— BEGIN Raw records —
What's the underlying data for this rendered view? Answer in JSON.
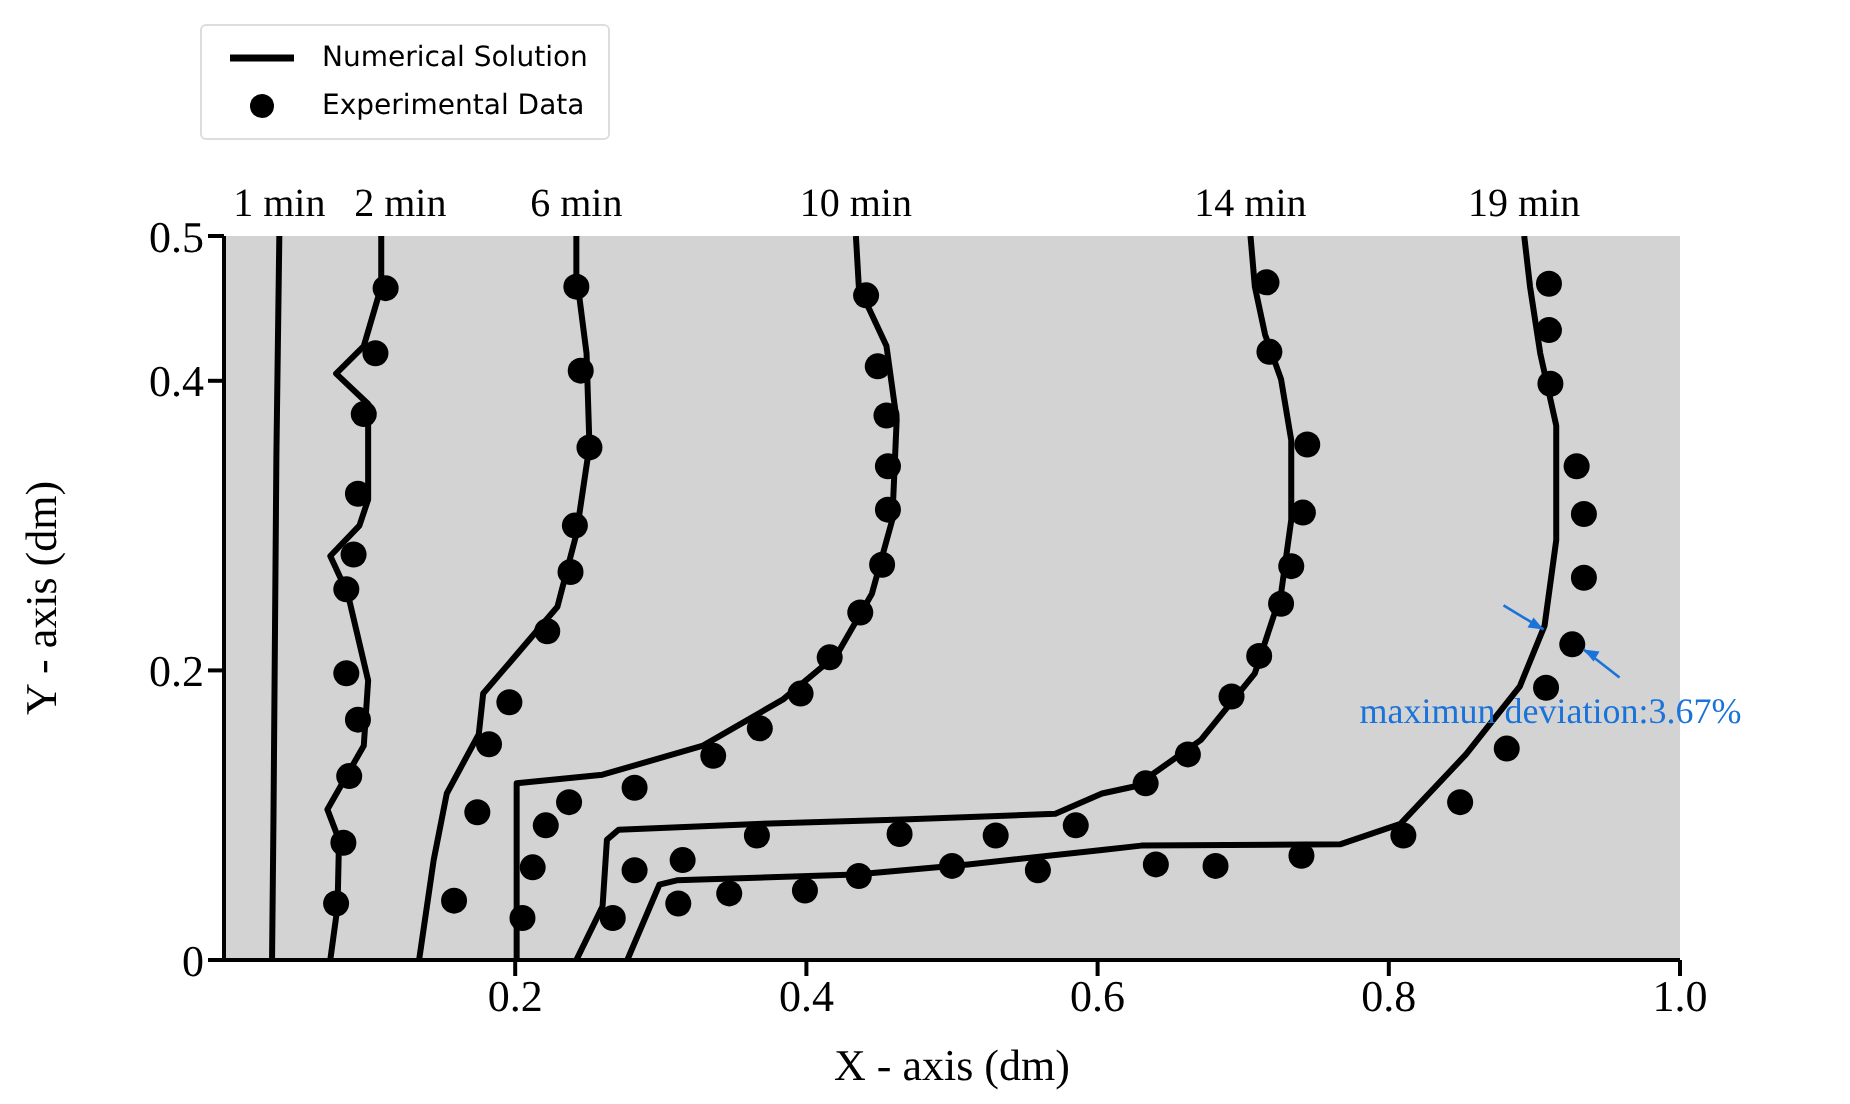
{
  "chart_data": {
    "type": "line",
    "xlabel": "X - axis (dm)",
    "ylabel": "Y - axis (dm)",
    "xlim": [
      0,
      1
    ],
    "ylim": [
      0,
      0.5
    ],
    "xticks": [
      0.2,
      0.4,
      0.6,
      0.8,
      {
        "value": 1,
        "label": "1.0"
      }
    ],
    "yticks": [
      0,
      0.2,
      0.4,
      0.5
    ],
    "grid": false,
    "legend": "top left",
    "series": [
      {
        "name": "Numerical Solution",
        "color": "#000000",
        "x": [
          0.038,
          0.036,
          0.034,
          0.033
        ],
        "values": [
          0.5,
          0.35,
          0.1,
          0
        ]
      },
      {
        "color": "#000000",
        "x": [
          0.108,
          0.108,
          0.096,
          0.077,
          0.099,
          0.099,
          0.093,
          0.073,
          0.085,
          0.099,
          0.096,
          0.071,
          0.079,
          0.078,
          0.073
        ],
        "values": [
          0.5,
          0.465,
          0.424,
          0.405,
          0.384,
          0.318,
          0.3,
          0.279,
          0.253,
          0.193,
          0.148,
          0.104,
          0.083,
          0.037,
          0
        ]
      },
      {
        "color": "#000000",
        "x": [
          0.242,
          0.242,
          0.249,
          0.251,
          0.242,
          0.229,
          0.201,
          0.178,
          0.175,
          0.153,
          0.144,
          0.134
        ],
        "values": [
          0.5,
          0.474,
          0.419,
          0.355,
          0.294,
          0.244,
          0.211,
          0.184,
          0.156,
          0.115,
          0.069,
          0
        ]
      },
      {
        "color": "#000000",
        "x": [
          0.434,
          0.436,
          0.455,
          0.462,
          0.459,
          0.445,
          0.421,
          0.384,
          0.329,
          0.26,
          0.201,
          0.201,
          0.201
        ],
        "values": [
          0.5,
          0.465,
          0.424,
          0.373,
          0.304,
          0.253,
          0.211,
          0.18,
          0.148,
          0.128,
          0.122,
          0.014,
          0
        ]
      },
      {
        "color": "#000000",
        "x": [
          0.242,
          0.26,
          0.263,
          0.271,
          0.366,
          0.466,
          0.571,
          0.603,
          0.626,
          0.671,
          0.708,
          0.726,
          0.733,
          0.733,
          0.726,
          0.715,
          0.708,
          0.705
        ],
        "values": [
          0,
          0.037,
          0.083,
          0.09,
          0.094,
          0.097,
          0.101,
          0.115,
          0.12,
          0.152,
          0.198,
          0.253,
          0.304,
          0.359,
          0.401,
          0.432,
          0.465,
          0.5
        ]
      },
      {
        "color": "#000000",
        "x": [
          0.277,
          0.299,
          0.311,
          0.434,
          0.511,
          0.603,
          0.63,
          0.767,
          0.808,
          0.853,
          0.89,
          0.907,
          0.915,
          0.915,
          0.904,
          0.897,
          0.893
        ],
        "values": [
          0,
          0.052,
          0.055,
          0.059,
          0.066,
          0.076,
          0.079,
          0.08,
          0.094,
          0.142,
          0.189,
          0.231,
          0.29,
          0.369,
          0.419,
          0.465,
          0.5
        ]
      },
      {
        "type": "scatter",
        "name": "Experimental Data",
        "color": "#000000",
        "x": [
          0.111,
          0.104,
          0.096,
          0.092,
          0.089,
          0.084,
          0.084,
          0.092,
          0.086,
          0.082,
          0.077
        ],
        "values": [
          0.464,
          0.419,
          0.377,
          0.322,
          0.28,
          0.256,
          0.198,
          0.166,
          0.127,
          0.081,
          0.039
        ]
      },
      {
        "type": "scatter",
        "color": "#000000",
        "x": [
          0.242,
          0.245,
          0.251,
          0.241,
          0.238,
          0.222,
          0.196,
          0.182,
          0.174,
          0.158
        ],
        "values": [
          0.465,
          0.407,
          0.354,
          0.3,
          0.268,
          0.227,
          0.178,
          0.149,
          0.102,
          0.041
        ]
      },
      {
        "type": "scatter",
        "color": "#000000",
        "x": [
          0.441,
          0.449,
          0.455,
          0.456,
          0.456,
          0.452,
          0.437,
          0.416,
          0.396,
          0.368,
          0.336,
          0.282,
          0.237,
          0.221,
          0.212,
          0.205
        ],
        "values": [
          0.459,
          0.41,
          0.376,
          0.341,
          0.311,
          0.273,
          0.24,
          0.209,
          0.184,
          0.16,
          0.141,
          0.119,
          0.109,
          0.093,
          0.064,
          0.029
        ]
      },
      {
        "type": "scatter",
        "color": "#000000",
        "x": [
          0.267,
          0.282,
          0.315,
          0.366,
          0.464,
          0.53,
          0.585,
          0.633,
          0.662,
          0.692,
          0.711,
          0.726,
          0.733,
          0.741,
          0.744,
          0.718,
          0.716
        ],
        "values": [
          0.029,
          0.062,
          0.069,
          0.086,
          0.087,
          0.086,
          0.093,
          0.122,
          0.142,
          0.182,
          0.21,
          0.246,
          0.272,
          0.309,
          0.356,
          0.42,
          0.468
        ]
      },
      {
        "type": "scatter",
        "color": "#000000",
        "x": [
          0.312,
          0.347,
          0.399,
          0.436,
          0.5,
          0.559,
          0.64,
          0.681,
          0.74,
          0.81,
          0.849,
          0.881,
          0.908,
          0.926,
          0.934,
          0.934,
          0.929,
          0.911,
          0.91,
          0.91
        ],
        "values": [
          0.039,
          0.046,
          0.048,
          0.058,
          0.065,
          0.062,
          0.066,
          0.065,
          0.072,
          0.086,
          0.109,
          0.146,
          0.188,
          0.218,
          0.264,
          0.308,
          0.341,
          0.398,
          0.435,
          0.467
        ]
      }
    ],
    "annotations": [
      {
        "text": "1 min",
        "x": 0.038,
        "y": 0.5
      },
      {
        "text": "2 min",
        "x": 0.108,
        "y": 0.5
      },
      {
        "text": "6 min",
        "x": 0.242,
        "y": 0.5
      },
      {
        "text": "10 min",
        "x": 0.434,
        "y": 0.5
      },
      {
        "text": "14 min",
        "x": 0.705,
        "y": 0.5
      },
      {
        "text": "19 min",
        "x": 0.893,
        "y": 0.5
      },
      {
        "text": "maximun deviation:3.67%",
        "x": 0.92,
        "y": 0.22
      }
    ]
  }
}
— END Raw records —
— Given problem —
Extract all lines from the data in which "text" is found.

— Task solution —
        "text": "1 min",
        "text": "2 min",
        "text": "6 min",
        "text": "10 min",
        "text": "14 min",
        "text": "19 min",
        "text": "maximun deviation:3.67%",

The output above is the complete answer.